* _RECORDED INFORMATION_:
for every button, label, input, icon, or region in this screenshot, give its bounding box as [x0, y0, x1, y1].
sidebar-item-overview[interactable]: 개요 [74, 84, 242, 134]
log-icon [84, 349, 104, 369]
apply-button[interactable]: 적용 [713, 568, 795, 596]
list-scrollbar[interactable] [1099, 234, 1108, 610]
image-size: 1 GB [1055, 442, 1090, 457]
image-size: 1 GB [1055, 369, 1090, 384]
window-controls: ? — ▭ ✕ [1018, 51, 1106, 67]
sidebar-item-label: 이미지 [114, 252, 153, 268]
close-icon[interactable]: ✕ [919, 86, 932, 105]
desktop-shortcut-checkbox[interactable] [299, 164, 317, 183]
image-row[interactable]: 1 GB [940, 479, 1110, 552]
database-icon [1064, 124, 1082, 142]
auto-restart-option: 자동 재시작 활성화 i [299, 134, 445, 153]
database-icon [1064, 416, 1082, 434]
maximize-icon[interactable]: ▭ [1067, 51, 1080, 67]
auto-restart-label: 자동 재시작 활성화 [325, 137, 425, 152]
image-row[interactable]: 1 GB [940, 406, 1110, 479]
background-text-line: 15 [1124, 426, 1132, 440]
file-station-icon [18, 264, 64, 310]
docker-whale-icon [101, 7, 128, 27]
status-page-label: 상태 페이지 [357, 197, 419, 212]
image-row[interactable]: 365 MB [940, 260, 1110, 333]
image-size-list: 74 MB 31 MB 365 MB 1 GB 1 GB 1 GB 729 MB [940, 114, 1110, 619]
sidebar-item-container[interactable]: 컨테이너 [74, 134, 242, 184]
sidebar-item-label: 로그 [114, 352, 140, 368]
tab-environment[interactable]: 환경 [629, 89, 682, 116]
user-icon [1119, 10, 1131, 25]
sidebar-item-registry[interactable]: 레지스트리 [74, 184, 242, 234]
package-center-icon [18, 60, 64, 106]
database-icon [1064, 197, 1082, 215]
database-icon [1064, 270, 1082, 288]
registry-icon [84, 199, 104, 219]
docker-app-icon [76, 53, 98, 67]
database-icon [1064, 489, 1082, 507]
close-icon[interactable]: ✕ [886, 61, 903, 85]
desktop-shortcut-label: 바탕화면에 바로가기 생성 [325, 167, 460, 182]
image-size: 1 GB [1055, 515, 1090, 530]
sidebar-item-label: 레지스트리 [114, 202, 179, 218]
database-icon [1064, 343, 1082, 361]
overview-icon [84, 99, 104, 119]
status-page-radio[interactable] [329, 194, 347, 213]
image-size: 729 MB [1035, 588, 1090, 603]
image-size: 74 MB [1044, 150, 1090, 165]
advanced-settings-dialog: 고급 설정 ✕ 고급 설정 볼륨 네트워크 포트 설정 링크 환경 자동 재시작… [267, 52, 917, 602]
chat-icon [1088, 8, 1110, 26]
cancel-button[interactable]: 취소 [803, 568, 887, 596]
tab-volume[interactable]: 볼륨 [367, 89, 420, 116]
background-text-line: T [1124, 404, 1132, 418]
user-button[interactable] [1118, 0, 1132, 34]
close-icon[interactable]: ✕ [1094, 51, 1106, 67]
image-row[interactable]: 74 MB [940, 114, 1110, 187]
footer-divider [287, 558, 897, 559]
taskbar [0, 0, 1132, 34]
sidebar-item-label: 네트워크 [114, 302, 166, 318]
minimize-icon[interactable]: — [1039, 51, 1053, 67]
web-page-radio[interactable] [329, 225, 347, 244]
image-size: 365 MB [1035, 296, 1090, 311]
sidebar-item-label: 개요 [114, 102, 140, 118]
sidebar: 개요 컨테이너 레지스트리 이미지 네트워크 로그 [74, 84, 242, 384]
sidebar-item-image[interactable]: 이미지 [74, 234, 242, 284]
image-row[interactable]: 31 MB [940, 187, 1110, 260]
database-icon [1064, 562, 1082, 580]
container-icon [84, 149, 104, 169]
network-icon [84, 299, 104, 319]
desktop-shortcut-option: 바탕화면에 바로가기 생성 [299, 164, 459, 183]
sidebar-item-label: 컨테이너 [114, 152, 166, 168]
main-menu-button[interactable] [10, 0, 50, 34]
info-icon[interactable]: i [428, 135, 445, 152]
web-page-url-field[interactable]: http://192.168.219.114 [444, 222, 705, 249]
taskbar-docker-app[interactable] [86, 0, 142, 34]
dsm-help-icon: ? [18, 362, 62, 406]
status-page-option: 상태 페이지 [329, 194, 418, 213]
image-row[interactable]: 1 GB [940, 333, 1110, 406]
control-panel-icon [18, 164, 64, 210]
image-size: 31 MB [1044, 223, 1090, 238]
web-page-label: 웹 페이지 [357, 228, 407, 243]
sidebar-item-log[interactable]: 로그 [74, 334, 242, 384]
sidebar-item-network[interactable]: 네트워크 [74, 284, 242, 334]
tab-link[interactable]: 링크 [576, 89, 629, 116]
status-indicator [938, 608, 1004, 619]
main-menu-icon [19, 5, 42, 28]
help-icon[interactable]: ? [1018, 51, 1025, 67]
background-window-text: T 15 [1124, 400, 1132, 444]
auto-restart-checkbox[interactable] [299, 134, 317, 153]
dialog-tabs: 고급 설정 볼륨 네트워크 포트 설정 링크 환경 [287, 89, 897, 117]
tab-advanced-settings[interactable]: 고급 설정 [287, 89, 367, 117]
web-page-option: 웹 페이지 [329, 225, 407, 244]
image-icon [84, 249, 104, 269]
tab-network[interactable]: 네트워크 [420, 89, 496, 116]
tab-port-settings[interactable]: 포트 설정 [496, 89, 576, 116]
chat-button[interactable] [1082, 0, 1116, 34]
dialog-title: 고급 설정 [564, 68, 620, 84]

* _WHAT YOU HAVE TO DO_: Copy the items verbatim, starting at the first line of the items and ending at the line that contains "status-page-label: 상태 페이지", with both of those lines included.

* _RESPONSE BELOW_:
for every button, label, input, icon, or region in this screenshot, give its bounding box as [x0, y0, x1, y1].
sidebar-item-overview[interactable]: 개요 [74, 84, 242, 134]
log-icon [84, 349, 104, 369]
apply-button[interactable]: 적용 [713, 568, 795, 596]
list-scrollbar[interactable] [1099, 234, 1108, 610]
image-size: 1 GB [1055, 442, 1090, 457]
image-size: 1 GB [1055, 369, 1090, 384]
window-controls: ? — ▭ ✕ [1018, 51, 1106, 67]
sidebar-item-label: 이미지 [114, 252, 153, 268]
close-icon[interactable]: ✕ [919, 86, 932, 105]
desktop-shortcut-checkbox[interactable] [299, 164, 317, 183]
image-row[interactable]: 1 GB [940, 479, 1110, 552]
database-icon [1064, 124, 1082, 142]
auto-restart-option: 자동 재시작 활성화 i [299, 134, 445, 153]
database-icon [1064, 416, 1082, 434]
maximize-icon[interactable]: ▭ [1067, 51, 1080, 67]
auto-restart-label: 자동 재시작 활성화 [325, 137, 425, 152]
image-row[interactable]: 1 GB [940, 406, 1110, 479]
background-text-line: 15 [1124, 426, 1132, 440]
file-station-icon [18, 264, 64, 310]
docker-whale-icon [101, 7, 128, 27]
status-page-label: 상태 페이지 [357, 197, 419, 212]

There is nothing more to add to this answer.